Look through the data below and work out how many lines contain the string "эффект". Give the number alone.
+ + +
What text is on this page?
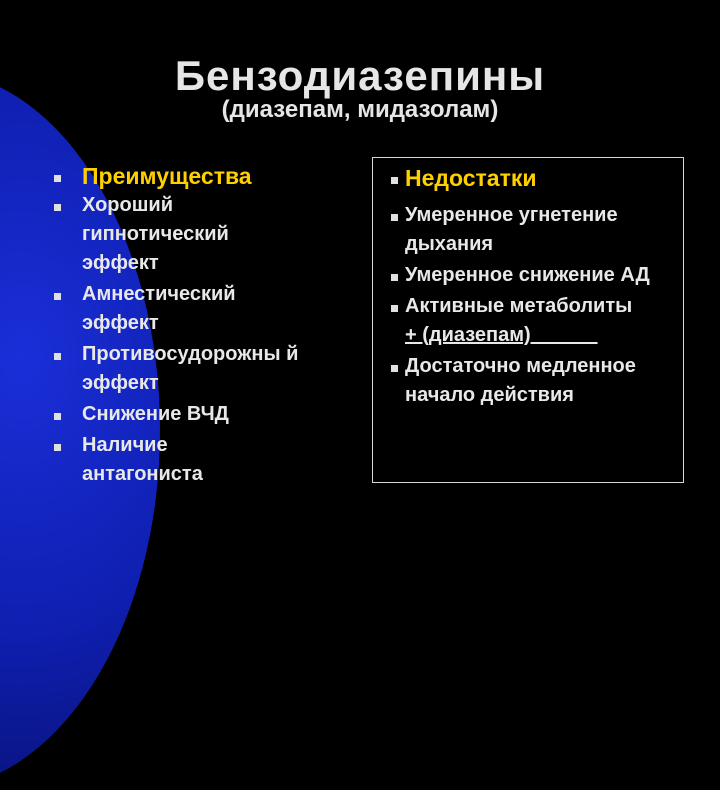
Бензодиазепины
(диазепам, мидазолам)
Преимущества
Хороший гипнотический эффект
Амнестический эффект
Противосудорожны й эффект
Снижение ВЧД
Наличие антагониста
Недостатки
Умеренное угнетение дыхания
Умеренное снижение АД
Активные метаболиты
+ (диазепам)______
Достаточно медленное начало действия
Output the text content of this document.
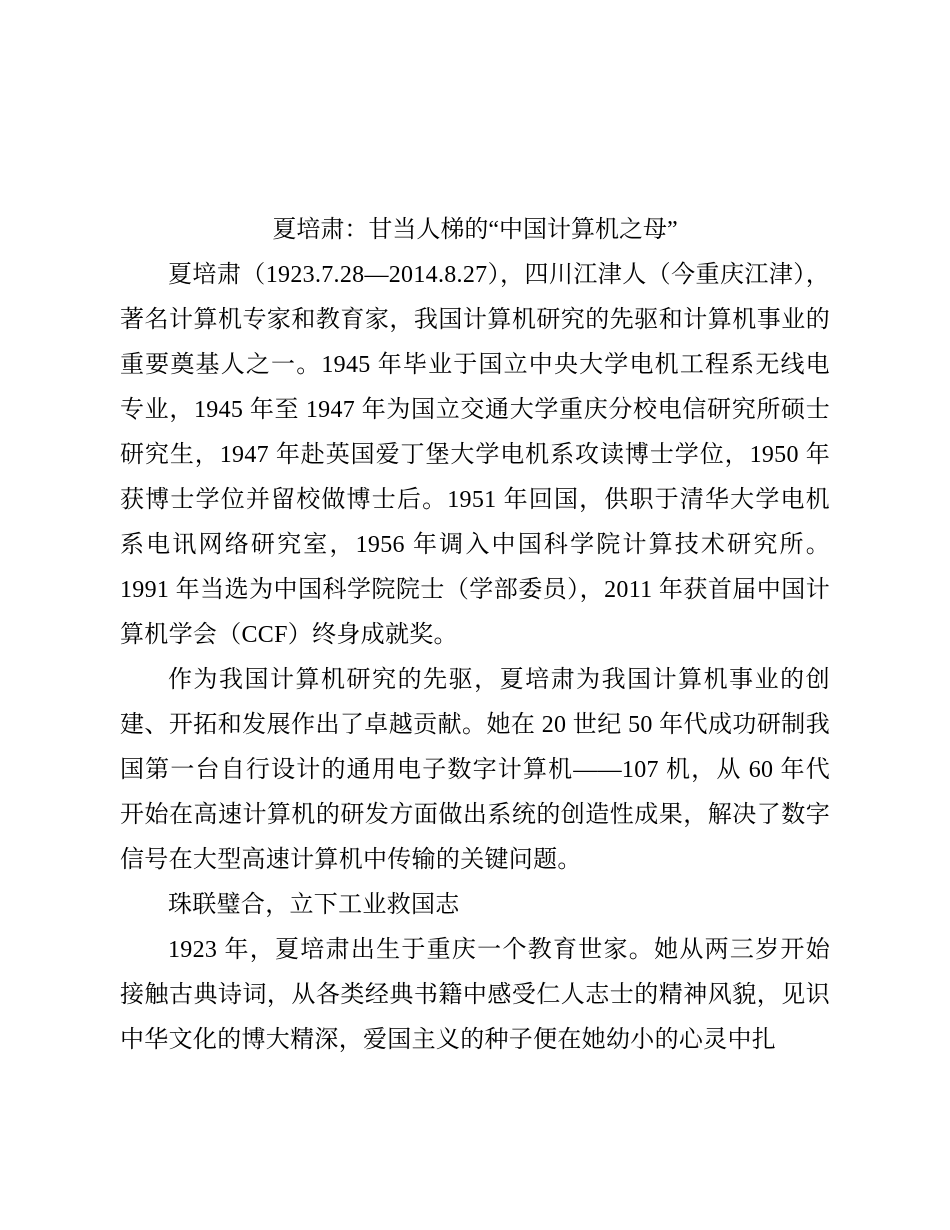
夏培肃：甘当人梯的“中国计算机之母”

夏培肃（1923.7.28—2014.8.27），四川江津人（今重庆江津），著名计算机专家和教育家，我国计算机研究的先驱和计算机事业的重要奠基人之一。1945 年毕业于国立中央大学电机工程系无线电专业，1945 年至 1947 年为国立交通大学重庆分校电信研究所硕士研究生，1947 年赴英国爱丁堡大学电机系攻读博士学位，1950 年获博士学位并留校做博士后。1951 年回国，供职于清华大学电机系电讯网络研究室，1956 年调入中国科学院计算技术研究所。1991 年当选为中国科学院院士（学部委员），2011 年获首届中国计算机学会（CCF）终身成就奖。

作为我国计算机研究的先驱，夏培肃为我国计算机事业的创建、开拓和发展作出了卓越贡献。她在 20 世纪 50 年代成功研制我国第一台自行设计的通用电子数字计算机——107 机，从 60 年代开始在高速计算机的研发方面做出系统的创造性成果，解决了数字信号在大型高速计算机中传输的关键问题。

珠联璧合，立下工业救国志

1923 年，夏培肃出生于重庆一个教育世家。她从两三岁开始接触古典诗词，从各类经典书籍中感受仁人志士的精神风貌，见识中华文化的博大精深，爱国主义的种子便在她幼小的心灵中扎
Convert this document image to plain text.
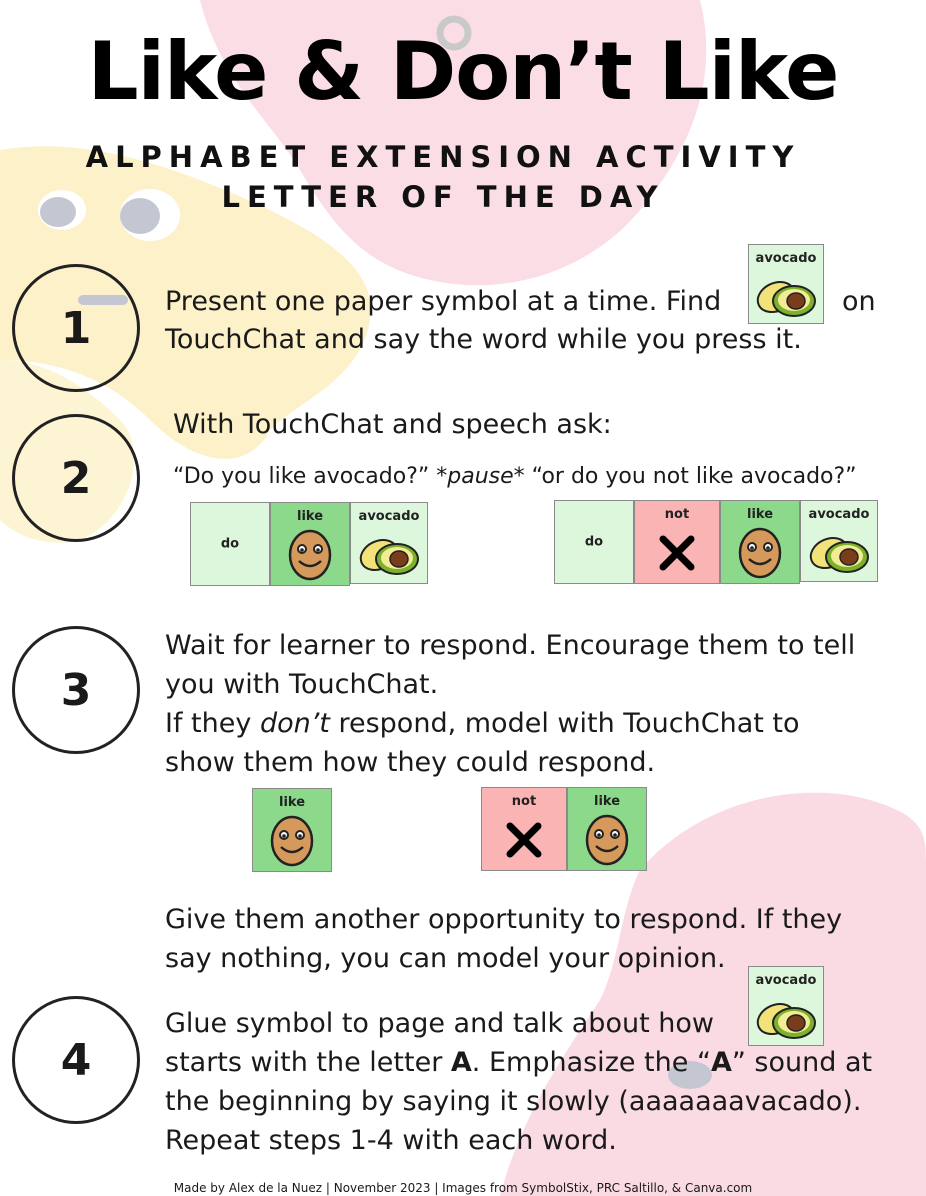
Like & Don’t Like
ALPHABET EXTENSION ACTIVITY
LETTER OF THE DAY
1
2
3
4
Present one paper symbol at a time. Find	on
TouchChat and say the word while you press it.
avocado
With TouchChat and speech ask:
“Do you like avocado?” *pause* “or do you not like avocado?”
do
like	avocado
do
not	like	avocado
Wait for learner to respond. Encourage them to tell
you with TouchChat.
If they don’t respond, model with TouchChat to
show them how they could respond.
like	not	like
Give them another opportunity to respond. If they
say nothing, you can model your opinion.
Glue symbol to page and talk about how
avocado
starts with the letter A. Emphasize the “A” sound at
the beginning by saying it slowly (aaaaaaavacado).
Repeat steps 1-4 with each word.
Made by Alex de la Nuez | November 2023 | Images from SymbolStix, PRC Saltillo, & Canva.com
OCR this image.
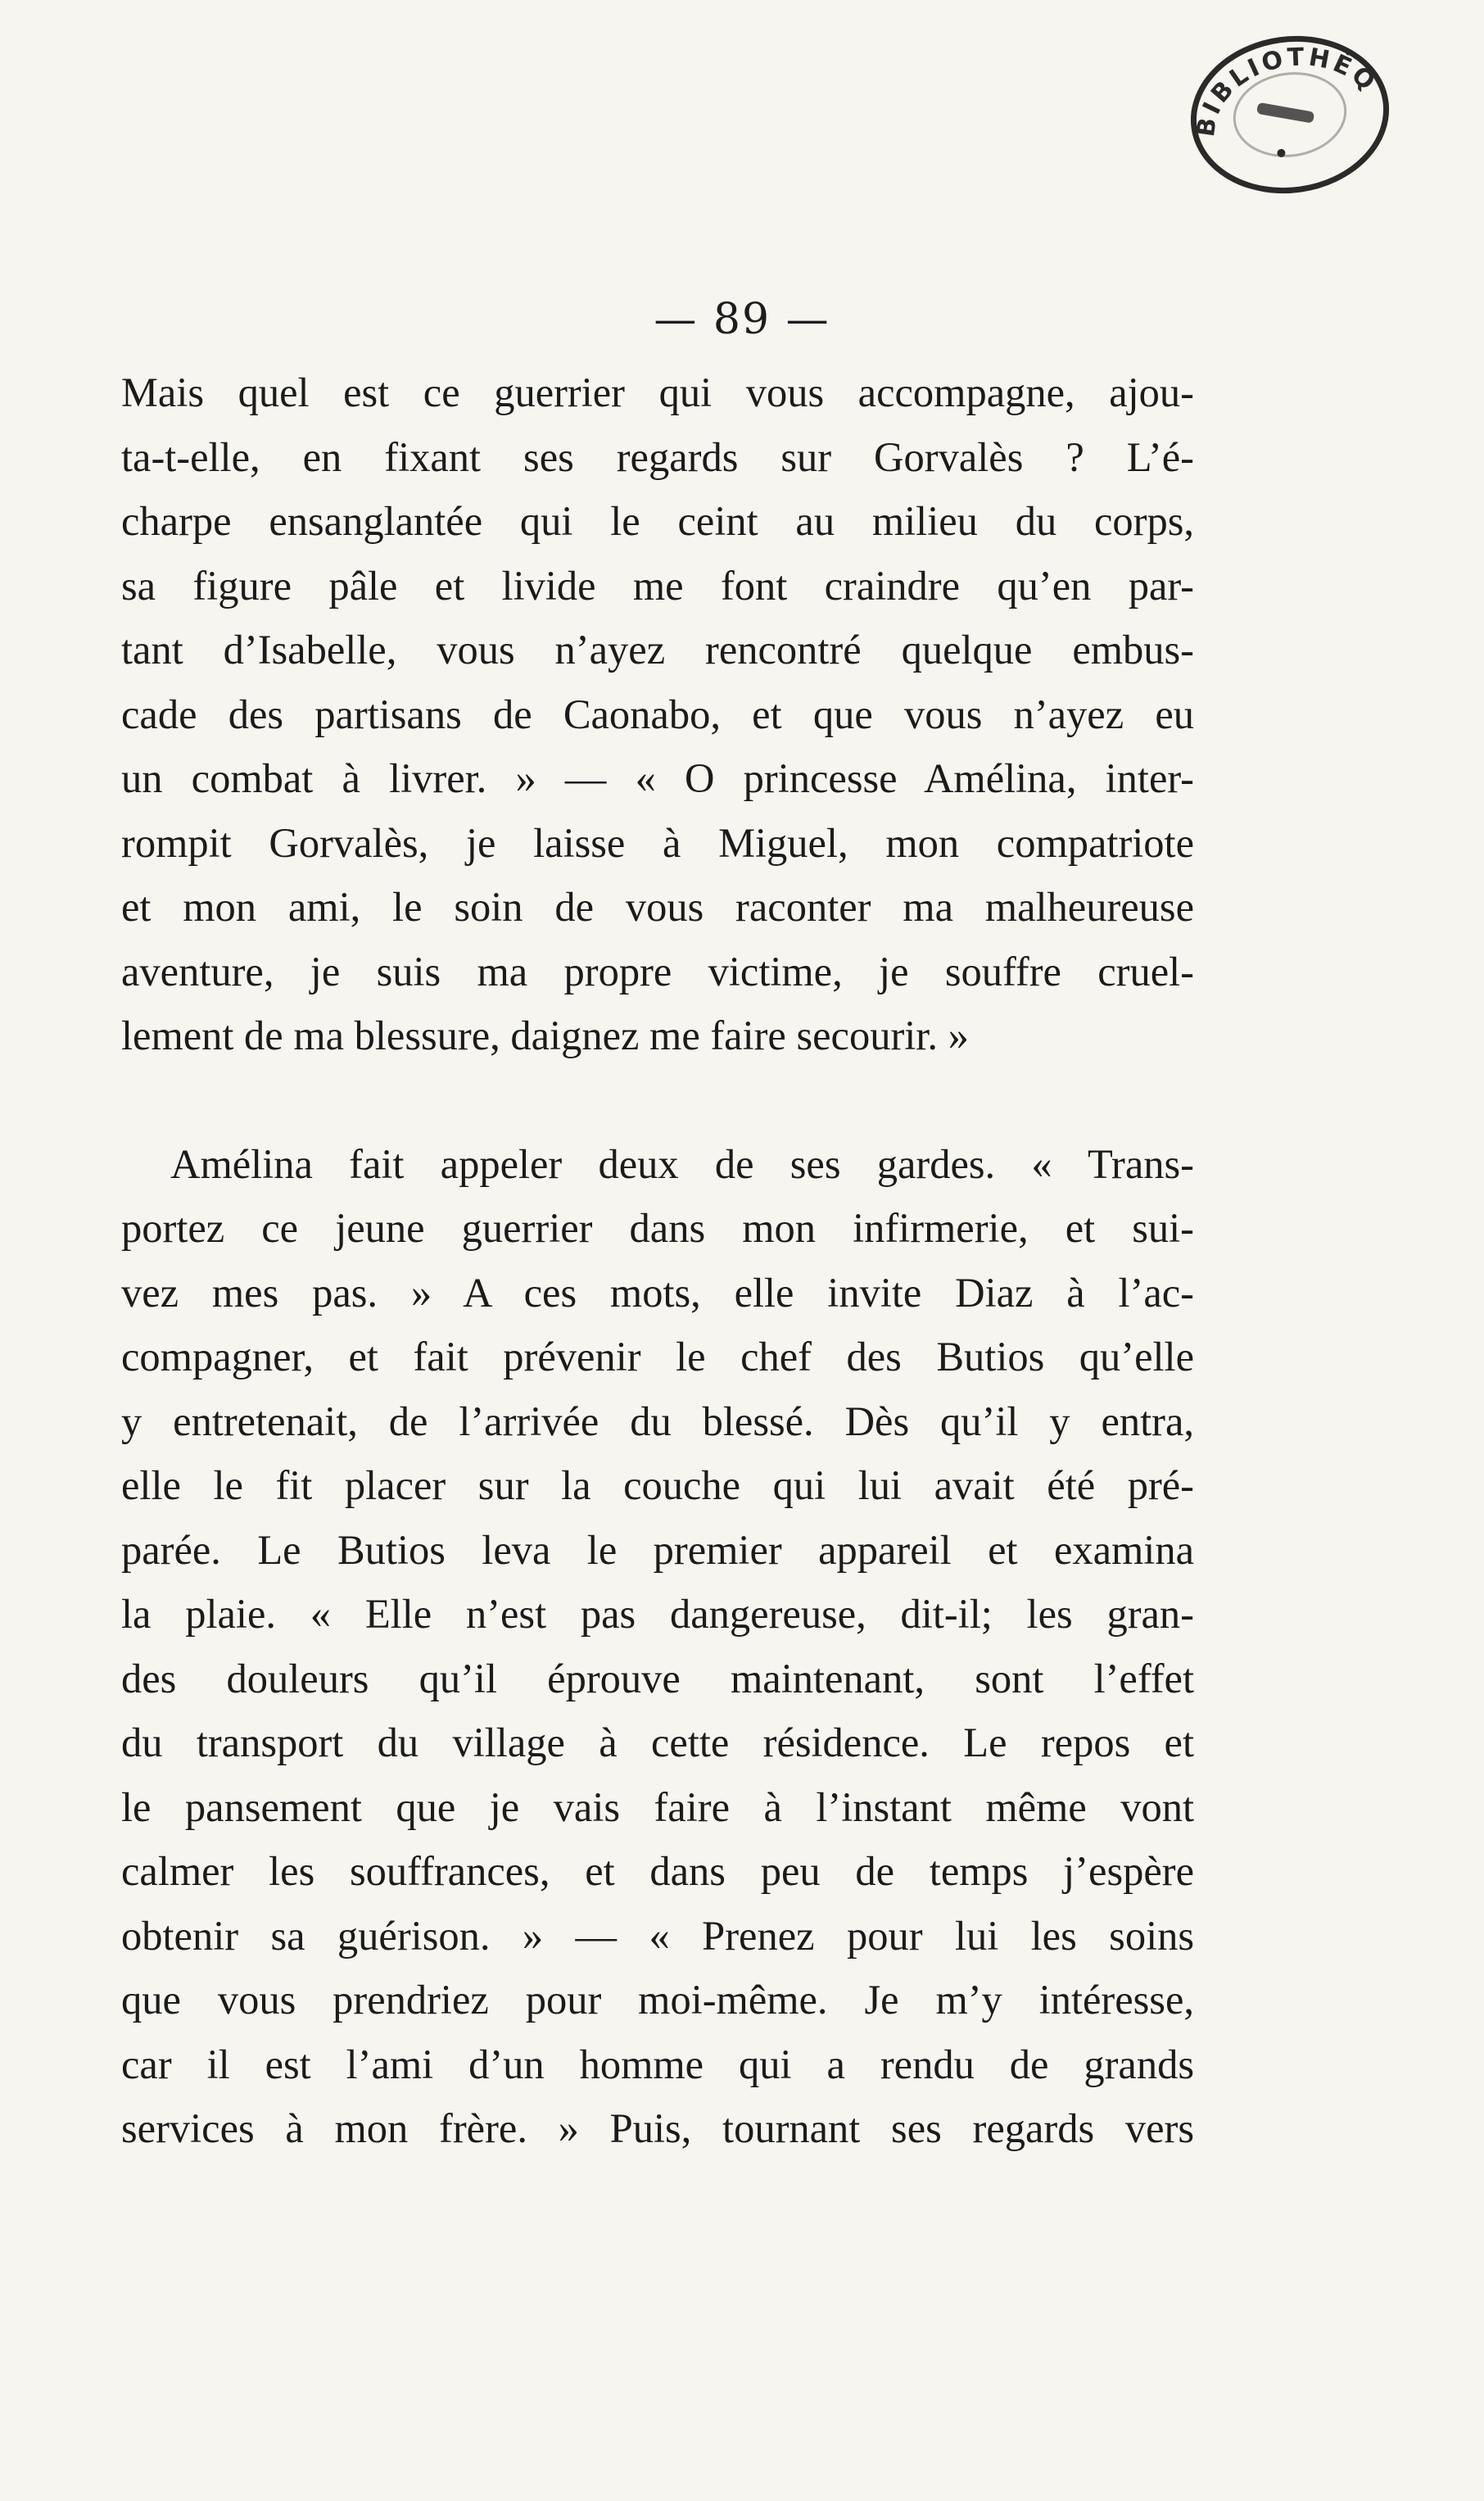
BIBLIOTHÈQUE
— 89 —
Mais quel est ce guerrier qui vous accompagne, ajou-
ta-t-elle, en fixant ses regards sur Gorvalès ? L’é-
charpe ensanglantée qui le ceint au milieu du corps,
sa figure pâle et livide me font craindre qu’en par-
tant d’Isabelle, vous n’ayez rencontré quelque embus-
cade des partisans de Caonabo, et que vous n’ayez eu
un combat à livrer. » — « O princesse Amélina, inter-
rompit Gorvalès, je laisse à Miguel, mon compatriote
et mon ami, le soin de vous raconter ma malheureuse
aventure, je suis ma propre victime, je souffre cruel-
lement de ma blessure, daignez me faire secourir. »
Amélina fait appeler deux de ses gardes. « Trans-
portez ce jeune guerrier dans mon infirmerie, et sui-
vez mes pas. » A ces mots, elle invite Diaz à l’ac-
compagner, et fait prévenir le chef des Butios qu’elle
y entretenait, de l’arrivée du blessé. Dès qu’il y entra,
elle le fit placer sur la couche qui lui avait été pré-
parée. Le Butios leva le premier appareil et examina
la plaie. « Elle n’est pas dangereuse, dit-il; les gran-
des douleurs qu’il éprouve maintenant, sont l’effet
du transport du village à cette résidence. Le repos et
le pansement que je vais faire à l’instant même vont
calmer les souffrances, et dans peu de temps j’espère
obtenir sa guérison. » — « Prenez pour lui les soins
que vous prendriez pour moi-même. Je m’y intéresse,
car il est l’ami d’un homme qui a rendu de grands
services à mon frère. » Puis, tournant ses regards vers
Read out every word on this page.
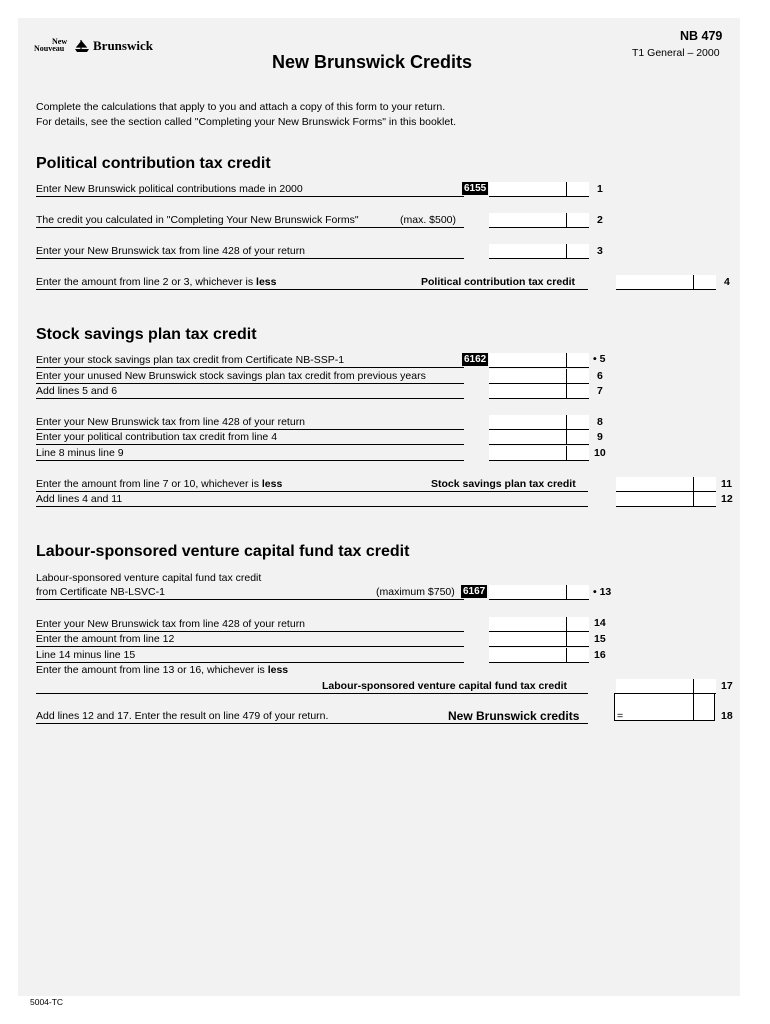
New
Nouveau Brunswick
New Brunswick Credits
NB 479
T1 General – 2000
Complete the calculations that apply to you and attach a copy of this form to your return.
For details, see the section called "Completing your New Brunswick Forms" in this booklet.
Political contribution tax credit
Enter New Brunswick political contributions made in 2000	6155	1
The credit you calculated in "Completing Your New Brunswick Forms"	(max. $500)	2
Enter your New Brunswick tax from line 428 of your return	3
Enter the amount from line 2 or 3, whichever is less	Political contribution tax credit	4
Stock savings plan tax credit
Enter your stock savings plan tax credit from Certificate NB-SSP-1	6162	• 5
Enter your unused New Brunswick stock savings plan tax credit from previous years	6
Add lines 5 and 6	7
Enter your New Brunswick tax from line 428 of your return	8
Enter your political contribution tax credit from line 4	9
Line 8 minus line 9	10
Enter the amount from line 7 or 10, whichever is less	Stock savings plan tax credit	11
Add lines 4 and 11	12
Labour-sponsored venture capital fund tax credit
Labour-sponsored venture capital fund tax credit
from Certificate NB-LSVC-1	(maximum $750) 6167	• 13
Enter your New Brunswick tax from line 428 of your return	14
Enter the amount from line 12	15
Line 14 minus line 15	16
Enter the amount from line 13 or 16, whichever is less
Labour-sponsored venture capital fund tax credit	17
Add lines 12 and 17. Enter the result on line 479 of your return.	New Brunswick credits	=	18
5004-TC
+ + +
• _Response to this task_
3